# Gsd Stolen - Catford.



## KarenHSmith (Apr 20, 2008)

Name: Jessie - cash reward.
Gender: Female.
Breed: German shepherd.
Age: 11 yrs
Colour: Black & tan
Build: Medium
Circumstance: STOLEN from back garden

Missing from: SE6, Catford, Southeast, Stolen from garden.

*If you think, you've seen this dog in that area or near, please PM me for pictures. Thanks. *


----------



## mickyb (Oct 31, 2008)

go onto doglost, there is a german shepherd been found on their hope it's yours


----------



## KarenHSmith (Apr 20, 2008)

mickyb said:


> go onto doglost, there is a german shepherd been found on their hope it's yours


Hiya,
Nope that's not the same dog & she hasn't been found. The pets I post up lost or found etc, aren't personally mine I just post them up to get the word around & just to keep people aware, that dogs and cats are lost and if in located near you, you can keep an eye out.

Thanks xxx


----------



## Dirky47 (Oct 20, 2009)

mickyb said:


> go onto doglost, there is a german shepherd been found on their hope it's yours


I hoped too. I wish you luck for this dog! Hope to find his way back home. :thumbup1:


----------

=======

## What you need to do
**1)** In the forum thread about the stolen dog, how old is Jessie?
**2)** Render the listing from the line containing "domain-panel-enterprise[interactable]: ENTERPRISE WORKFLOWS" up to and including the line containing "task-list: Debug Refactor [51,165,344,228]" as a JSON list of strings, one string per line.

## Supplied entries
=======

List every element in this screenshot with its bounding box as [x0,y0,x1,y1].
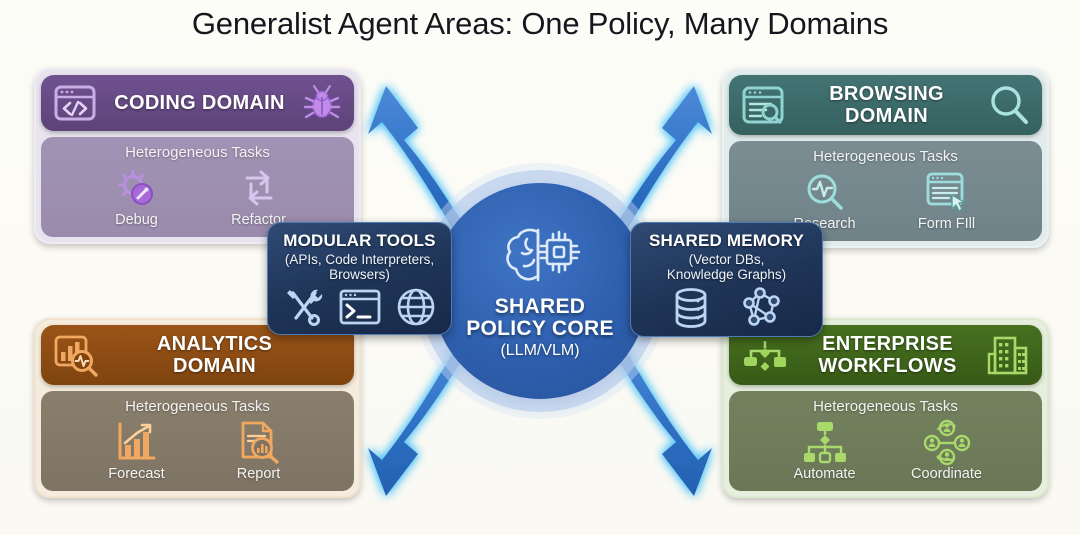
domain-panel-enterprise[interactable]: ENTERPRISE WORKFLOWS [722,318,1049,498]
core-subtitle: (LLM/VLM) [500,342,579,360]
magnifier-icon [988,84,1030,126]
task-item[interactable]: Report [216,419,302,482]
domain-panel-browsing[interactable]: BROWSING DOMAIN Heterogeneous Tasks [722,68,1049,248]
shared-policy-core[interactable]: SHARED POLICY CORE (LLM/VLM) [432,183,648,399]
task-list: Debug Refactor [51,165,344,228]
domain-header-coding: CODING DOMAIN [41,75,354,131]
task-list: Forecast [51,419,344,482]
bar-chart-trend-icon [115,419,159,465]
task-item[interactable]: Coordinate [904,419,990,482]
pulse-magnifier-icon [803,169,847,215]
body-caption: Heterogeneous Tasks [739,398,1032,415]
domain-header-browsing: BROWSING DOMAIN [729,75,1042,135]
domain-panel-coding[interactable]: CODING DOMAIN Heterogeneous Tasks [34,68,361,244]
body-caption: Heterogeneous Tasks [739,148,1032,165]
database-icon [672,287,710,329]
capability-title: SHARED MEMORY [642,231,811,251]
terminal-icon [338,288,382,326]
task-item[interactable]: Refactor [216,165,302,228]
diagram-canvas: Generalist Agent Areas: One Policy, Many… [0,0,1080,535]
capability-card-modular-tools[interactable]: MODULAR TOOLS (APIs, Code Interpreters, … [267,222,452,335]
people-cycle-icon [923,419,971,465]
globe-icon [396,287,436,327]
code-window-icon [53,83,97,123]
task-label: Form FIll [918,216,975,232]
task-list: Automate [739,419,1032,482]
domain-panel-analytics[interactable]: ANALYTICS DOMAIN Heterogeneous Tasks [34,318,361,498]
task-item[interactable]: Forecast [94,419,180,482]
task-label: Coordinate [911,466,982,482]
task-item[interactable]: Form FIll [904,169,990,232]
task-label: Automate [793,466,855,482]
task-label: Debug [115,212,158,228]
capability-subtitle: (APIs, Code Interpreters, Browsers) [279,252,440,282]
domain-title-analytics: ANALYTICS DOMAIN [107,333,322,377]
body-caption: Heterogeneous Tasks [51,398,344,415]
document-magnifier-icon [237,419,281,465]
task-item[interactable]: Debug [94,165,180,228]
task-label: Report [237,466,281,482]
tools-wrench-screwdriver-icon [284,287,324,327]
domain-title-coding: CODING DOMAIN [105,92,294,114]
task-label: Forecast [108,466,164,482]
domain-body-enterprise: Heterogeneous Tasks [729,391,1042,491]
page-title: Generalist Agent Areas: One Policy, Many… [0,6,1080,42]
capability-icons [279,287,440,327]
capability-title: MODULAR TOOLS [279,231,440,251]
browser-search-icon [741,84,785,126]
capability-subtitle: (Vector DBs, Knowledge Graphs) [642,252,811,282]
gear-magnifier-icon [114,165,160,211]
core-title: SHARED POLICY CORE [466,296,614,340]
task-item[interactable]: Automate [782,419,868,482]
office-building-icon [986,334,1030,376]
knowledge-graph-icon [736,287,782,329]
capability-card-shared-memory[interactable]: SHARED MEMORY (Vector DBs, Knowledge Gra… [630,222,823,337]
capability-icons [642,287,811,329]
chart-magnifier-icon [53,334,99,376]
domain-title-browsing: BROWSING DOMAIN [793,83,980,127]
body-caption: Heterogeneous Tasks [51,144,344,161]
bug-icon [302,83,342,123]
form-cursor-icon [925,169,969,215]
brain-chip-icon [497,222,583,294]
domain-title-enterprise: ENTERPRISE WORKFLOWS [797,333,978,377]
refactor-arrows-icon [237,165,281,211]
workflow-nodes-icon [741,335,789,375]
domain-body-analytics: Heterogeneous Tasks [41,391,354,491]
flowchart-icon [801,419,849,465]
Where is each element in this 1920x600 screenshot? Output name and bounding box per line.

=======

## Answers
**1)** 11 years

**2)**
[
  "domain-panel-enterprise[interactable]: ENTERPRISE WORKFLOWS [722,318,1049,498]",
  "core-subtitle: (LLM/VLM) [500,342,579,360]",
  "magnifier-icon [988,84,1030,126]",
  "task-item[interactable]: Report [216,419,302,482]",
  "domain-panel-browsing[interactable]: BROWSING DOMAIN Heterogeneous Tasks [722,68,1049,248]",
  "shared-policy-core[interactable]: SHARED POLICY CORE (LLM/VLM) [432,183,648,399]",
  "task-list: Debug Refactor [51,165,344,228]"
]